» **Task instructions**
Would you return the complete listing below word for word?
>> begin
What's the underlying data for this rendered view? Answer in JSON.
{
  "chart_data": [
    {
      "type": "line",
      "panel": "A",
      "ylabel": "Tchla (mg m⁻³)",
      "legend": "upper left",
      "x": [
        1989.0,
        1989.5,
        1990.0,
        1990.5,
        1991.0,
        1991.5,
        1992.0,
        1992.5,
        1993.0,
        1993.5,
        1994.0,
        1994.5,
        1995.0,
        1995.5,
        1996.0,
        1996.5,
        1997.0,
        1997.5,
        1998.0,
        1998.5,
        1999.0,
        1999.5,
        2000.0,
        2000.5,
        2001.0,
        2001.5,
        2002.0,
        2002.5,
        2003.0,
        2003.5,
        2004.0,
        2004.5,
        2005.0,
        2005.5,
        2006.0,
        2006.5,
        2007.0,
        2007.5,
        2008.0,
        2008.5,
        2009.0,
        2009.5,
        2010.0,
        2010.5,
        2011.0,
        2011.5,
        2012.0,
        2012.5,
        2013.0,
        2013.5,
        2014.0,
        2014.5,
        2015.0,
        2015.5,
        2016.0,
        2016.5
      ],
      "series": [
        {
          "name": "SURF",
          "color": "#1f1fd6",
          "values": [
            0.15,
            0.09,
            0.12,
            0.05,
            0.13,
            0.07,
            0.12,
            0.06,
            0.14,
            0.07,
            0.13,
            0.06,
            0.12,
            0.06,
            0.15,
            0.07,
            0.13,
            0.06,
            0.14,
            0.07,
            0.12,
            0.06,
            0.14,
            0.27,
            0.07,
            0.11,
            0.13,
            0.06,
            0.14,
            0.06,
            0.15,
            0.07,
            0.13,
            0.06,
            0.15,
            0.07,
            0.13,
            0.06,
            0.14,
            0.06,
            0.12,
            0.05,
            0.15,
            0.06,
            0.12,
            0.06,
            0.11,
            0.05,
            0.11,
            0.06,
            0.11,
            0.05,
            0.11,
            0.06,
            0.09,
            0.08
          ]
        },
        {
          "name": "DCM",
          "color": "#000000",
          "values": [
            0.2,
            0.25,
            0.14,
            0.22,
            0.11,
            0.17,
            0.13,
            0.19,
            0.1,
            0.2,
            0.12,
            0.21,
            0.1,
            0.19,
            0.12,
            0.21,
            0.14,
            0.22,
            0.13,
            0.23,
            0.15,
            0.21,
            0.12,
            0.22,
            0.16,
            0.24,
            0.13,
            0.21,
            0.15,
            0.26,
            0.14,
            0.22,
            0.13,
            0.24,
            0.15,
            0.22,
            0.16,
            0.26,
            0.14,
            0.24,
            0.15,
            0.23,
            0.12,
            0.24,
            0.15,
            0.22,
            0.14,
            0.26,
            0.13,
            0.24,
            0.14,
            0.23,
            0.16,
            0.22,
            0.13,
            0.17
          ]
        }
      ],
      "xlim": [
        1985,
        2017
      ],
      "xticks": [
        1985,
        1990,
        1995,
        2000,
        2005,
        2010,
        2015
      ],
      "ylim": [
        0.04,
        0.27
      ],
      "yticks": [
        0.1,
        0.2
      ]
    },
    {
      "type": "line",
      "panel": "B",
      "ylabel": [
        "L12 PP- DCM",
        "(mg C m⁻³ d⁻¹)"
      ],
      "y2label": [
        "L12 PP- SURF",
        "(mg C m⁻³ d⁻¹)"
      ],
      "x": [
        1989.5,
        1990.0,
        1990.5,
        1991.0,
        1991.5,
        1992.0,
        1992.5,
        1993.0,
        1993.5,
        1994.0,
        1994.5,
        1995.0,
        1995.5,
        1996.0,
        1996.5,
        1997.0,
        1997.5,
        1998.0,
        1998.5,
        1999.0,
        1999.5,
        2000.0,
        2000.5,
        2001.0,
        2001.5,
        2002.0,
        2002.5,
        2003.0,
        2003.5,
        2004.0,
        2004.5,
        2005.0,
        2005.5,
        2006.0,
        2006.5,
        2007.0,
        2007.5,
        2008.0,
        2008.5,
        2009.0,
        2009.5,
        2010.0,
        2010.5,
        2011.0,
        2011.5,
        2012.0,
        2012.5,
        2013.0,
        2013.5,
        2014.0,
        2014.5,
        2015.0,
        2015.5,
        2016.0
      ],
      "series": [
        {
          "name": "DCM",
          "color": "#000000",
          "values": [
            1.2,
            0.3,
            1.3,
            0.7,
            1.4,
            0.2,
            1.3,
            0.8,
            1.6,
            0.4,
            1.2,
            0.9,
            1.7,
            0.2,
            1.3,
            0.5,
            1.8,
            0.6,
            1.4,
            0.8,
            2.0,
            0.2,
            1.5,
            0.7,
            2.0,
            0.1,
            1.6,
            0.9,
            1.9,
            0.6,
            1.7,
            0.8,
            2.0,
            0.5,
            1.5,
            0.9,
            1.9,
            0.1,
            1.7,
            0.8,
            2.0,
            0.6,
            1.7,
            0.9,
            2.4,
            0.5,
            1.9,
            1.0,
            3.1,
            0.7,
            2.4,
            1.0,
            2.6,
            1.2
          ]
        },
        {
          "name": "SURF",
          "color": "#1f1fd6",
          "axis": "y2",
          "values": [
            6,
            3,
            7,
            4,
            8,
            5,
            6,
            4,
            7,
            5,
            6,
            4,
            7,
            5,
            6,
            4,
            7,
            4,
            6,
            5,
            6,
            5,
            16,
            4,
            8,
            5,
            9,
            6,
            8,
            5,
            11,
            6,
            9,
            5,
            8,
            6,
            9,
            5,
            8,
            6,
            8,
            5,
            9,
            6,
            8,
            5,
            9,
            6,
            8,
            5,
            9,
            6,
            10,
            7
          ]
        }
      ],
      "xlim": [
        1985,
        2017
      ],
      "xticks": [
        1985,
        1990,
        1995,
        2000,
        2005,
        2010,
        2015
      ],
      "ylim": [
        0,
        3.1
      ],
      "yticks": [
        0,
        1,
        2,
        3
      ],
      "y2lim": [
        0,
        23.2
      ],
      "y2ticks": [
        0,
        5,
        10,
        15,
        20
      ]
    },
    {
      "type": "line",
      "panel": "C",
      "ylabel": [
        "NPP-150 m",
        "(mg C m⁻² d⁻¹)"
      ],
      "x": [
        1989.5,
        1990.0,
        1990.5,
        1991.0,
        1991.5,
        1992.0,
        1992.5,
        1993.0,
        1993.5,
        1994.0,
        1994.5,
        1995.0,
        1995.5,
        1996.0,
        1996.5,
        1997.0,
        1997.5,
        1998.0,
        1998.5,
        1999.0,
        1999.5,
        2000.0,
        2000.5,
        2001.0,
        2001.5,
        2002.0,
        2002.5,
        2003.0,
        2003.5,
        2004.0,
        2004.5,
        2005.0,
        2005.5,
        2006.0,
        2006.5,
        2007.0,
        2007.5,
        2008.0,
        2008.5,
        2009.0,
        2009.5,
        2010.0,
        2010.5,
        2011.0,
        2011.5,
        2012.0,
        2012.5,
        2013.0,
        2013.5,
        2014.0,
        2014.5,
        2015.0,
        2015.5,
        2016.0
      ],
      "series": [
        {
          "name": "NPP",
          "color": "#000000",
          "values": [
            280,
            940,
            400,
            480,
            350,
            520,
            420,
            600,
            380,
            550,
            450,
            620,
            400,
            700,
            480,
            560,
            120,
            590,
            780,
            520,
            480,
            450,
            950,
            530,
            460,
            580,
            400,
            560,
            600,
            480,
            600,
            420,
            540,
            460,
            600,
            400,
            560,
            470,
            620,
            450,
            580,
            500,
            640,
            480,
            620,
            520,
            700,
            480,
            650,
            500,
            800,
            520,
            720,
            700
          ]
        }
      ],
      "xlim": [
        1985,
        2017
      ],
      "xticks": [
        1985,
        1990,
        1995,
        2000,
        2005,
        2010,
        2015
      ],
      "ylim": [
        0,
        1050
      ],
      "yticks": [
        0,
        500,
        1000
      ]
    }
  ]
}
>> end
» **In response**
What's the underlying data for this rendered view? Answer in JSON.
{
  "chart_data": [
    {
      "type": "line",
      "panel": "A",
      "ylabel": "Tchla (mg m⁻³)",
      "legend": "upper left",
      "x": [
        1989.0,
        1989.5,
        1990.0,
        1990.5,
        1991.0,
        1991.5,
        1992.0,
        1992.5,
        1993.0,
        1993.5,
        1994.0,
        1994.5,
        1995.0,
        1995.5,
        1996.0,
        1996.5,
        1997.0,
        1997.5,
        1998.0,
        1998.5,
        1999.0,
        1999.5,
        2000.0,
        2000.5,
        2001.0,
        2001.5,
        2002.0,
        2002.5,
        2003.0,
        2003.5,
        2004.0,
        2004.5,
        2005.0,
        2005.5,
        2006.0,
        2006.5,
        2007.0,
        2007.5,
        2008.0,
        2008.5,
        2009.0,
        2009.5,
        2010.0,
        2010.5,
        2011.0,
        2011.5,
        2012.0,
        2012.5,
        2013.0,
        2013.5,
        2014.0,
        2014.5,
        2015.0,
        2015.5,
        2016.0,
        2016.5
      ],
      "series": [
        {
          "name": "SURF",
          "color": "#1f1fd6",
          "values": [
            0.15,
            0.09,
            0.12,
            0.05,
            0.13,
            0.07,
            0.12,
            0.06,
            0.14,
            0.07,
            0.13,
            0.06,
            0.12,
            0.06,
            0.15,
            0.07,
            0.13,
            0.06,
            0.14,
            0.07,
            0.12,
            0.06,
            0.14,
            0.27,
            0.07,
            0.11,
            0.13,
            0.06,
            0.14,
            0.06,
            0.15,
            0.07,
            0.13,
            0.06,
            0.15,
            0.07,
            0.13,
            0.06,
            0.14,
            0.06,
            0.12,
            0.05,
            0.15,
            0.06,
            0.12,
            0.06,
            0.11,
            0.05,
            0.11,
            0.06,
            0.11,
            0.05,
            0.11,
            0.06,
            0.09,
            0.08
          ]
        },
        {
          "name": "DCM",
          "color": "#000000",
          "values": [
            0.2,
            0.25,
            0.14,
            0.22,
            0.11,
            0.17,
            0.13,
            0.19,
            0.1,
            0.2,
            0.12,
            0.21,
            0.1,
            0.19,
            0.12,
            0.21,
            0.14,
            0.22,
            0.13,
            0.23,
            0.15,
            0.21,
            0.12,
            0.22,
            0.16,
            0.24,
            0.13,
            0.21,
            0.15,
            0.26,
            0.14,
            0.22,
            0.13,
            0.24,
            0.15,
            0.22,
            0.16,
            0.26,
            0.14,
            0.24,
            0.15,
            0.23,
            0.12,
            0.24,
            0.15,
            0.22,
            0.14,
            0.26,
            0.13,
            0.24,
            0.14,
            0.23,
            0.16,
            0.22,
            0.13,
            0.17
          ]
        }
      ],
      "xlim": [
        1985,
        2017
      ],
      "xticks": [
        1985,
        1990,
        1995,
        2000,
        2005,
        2010,
        2015
      ],
      "ylim": [
        0.04,
        0.27
      ],
      "yticks": [
        0.1,
        0.2
      ]
    },
    {
      "type": "line",
      "panel": "B",
      "ylabel": [
        "L12 PP- DCM",
        "(mg C m⁻³ d⁻¹)"
      ],
      "y2label": [
        "L12 PP- SURF",
        "(mg C m⁻³ d⁻¹)"
      ],
      "x": [
        1989.5,
        1990.0,
        1990.5,
        1991.0,
        1991.5,
        1992.0,
        1992.5,
        1993.0,
        1993.5,
        1994.0,
        1994.5,
        1995.0,
        1995.5,
        1996.0,
        1996.5,
        1997.0,
        1997.5,
        1998.0,
        1998.5,
        1999.0,
        1999.5,
        2000.0,
        2000.5,
        2001.0,
        2001.5,
        2002.0,
        2002.5,
        2003.0,
        2003.5,
        2004.0,
        2004.5,
        2005.0,
        2005.5,
        2006.0,
        2006.5,
        2007.0,
        2007.5,
        2008.0,
        2008.5,
        2009.0,
        2009.5,
        2010.0,
        2010.5,
        2011.0,
        2011.5,
        2012.0,
        2012.5,
        2013.0,
        2013.5,
        2014.0,
        2014.5,
        2015.0,
        2015.5,
        2016.0
      ],
      "series": [
        {
          "name": "DCM",
          "color": "#000000",
          "values": [
            1.2,
            0.3,
            1.3,
            0.7,
            1.4,
            0.2,
            1.3,
            0.8,
            1.6,
            0.4,
            1.2,
            0.9,
            1.7,
            0.2,
            1.3,
            0.5,
            1.8,
            0.6,
            1.4,
            0.8,
            2.0,
            0.2,
            1.5,
            0.7,
            2.0,
            0.1,
            1.6,
            0.9,
            1.9,
            0.6,
            1.7,
            0.8,
            2.0,
            0.5,
            1.5,
            0.9,
            1.9,
            0.1,
            1.7,
            0.8,
            2.0,
            0.6,
            1.7,
            0.9,
            2.4,
            0.5,
            1.9,
            1.0,
            3.1,
            0.7,
            2.4,
            1.0,
            2.6,
            1.2
          ]
        },
        {
          "name": "SURF",
          "color": "#1f1fd6",
          "axis": "y2",
          "values": [
            6,
            3,
            7,
            4,
            8,
            5,
            6,
            4,
            7,
            5,
            6,
            4,
            7,
            5,
            6,
            4,
            7,
            4,
            6,
            5,
            6,
            5,
            16,
            4,
            8,
            5,
            9,
            6,
            8,
            5,
            11,
            6,
            9,
            5,
            8,
            6,
            9,
            5,
            8,
            6,
            8,
            5,
            9,
            6,
            8,
            5,
            9,
            6,
            8,
            5,
            9,
            6,
            10,
            7
          ]
        }
      ],
      "xlim": [
        1985,
        2017
      ],
      "xticks": [
        1985,
        1990,
        1995,
        2000,
        2005,
        2010,
        2015
      ],
      "ylim": [
        0,
        3.1
      ],
      "yticks": [
        0,
        1,
        2,
        3
      ],
      "y2lim": [
        0,
        23.2
      ],
      "y2ticks": [
        0,
        5,
        10,
        15,
        20
      ]
    },
    {
      "type": "line",
      "panel": "C",
      "ylabel": [
        "NPP-150 m",
        "(mg C m⁻² d⁻¹)"
      ],
      "x": [
        1989.5,
        1990.0,
        1990.5,
        1991.0,
        1991.5,
        1992.0,
        1992.5,
        1993.0,
        1993.5,
        1994.0,
        1994.5,
        1995.0,
        1995.5,
        1996.0,
        1996.5,
        1997.0,
        1997.5,
        1998.0,
        1998.5,
        1999.0,
        1999.5,
        2000.0,
        2000.5,
        2001.0,
        2001.5,
        2002.0,
        2002.5,
        2003.0,
        2003.5,
        2004.0,
        2004.5,
        2005.0,
        2005.5,
        2006.0,
        2006.5,
        2007.0,
        2007.5,
        2008.0,
        2008.5,
        2009.0,
        2009.5,
        2010.0,
        2010.5,
        2011.0,
        2011.5,
        2012.0,
        2012.5,
        2013.0,
        2013.5,
        2014.0,
        2014.5,
        2015.0,
        2015.5,
        2016.0
      ],
      "series": [
        {
          "name": "NPP",
          "color": "#000000",
          "values": [
            280,
            940,
            400,
            480,
            350,
            520,
            420,
            600,
            380,
            550,
            450,
            620,
            400,
            700,
            480,
            560,
            120,
            590,
            780,
            520,
            480,
            450,
            950,
            530,
            460,
            580,
            400,
            560,
            600,
            480,
            600,
            420,
            540,
            460,
            600,
            400,
            560,
            470,
            620,
            450,
            580,
            500,
            640,
            480,
            620,
            520,
            700,
            480,
            650,
            500,
            800,
            520,
            720,
            700
          ]
        }
      ],
      "xlim": [
        1985,
        2017
      ],
      "xticks": [
        1985,
        1990,
        1995,
        2000,
        2005,
        2010,
        2015
      ],
      "ylim": [
        0,
        1050
      ],
      "yticks": [
        0,
        500,
        1000
      ]
    }
  ]
}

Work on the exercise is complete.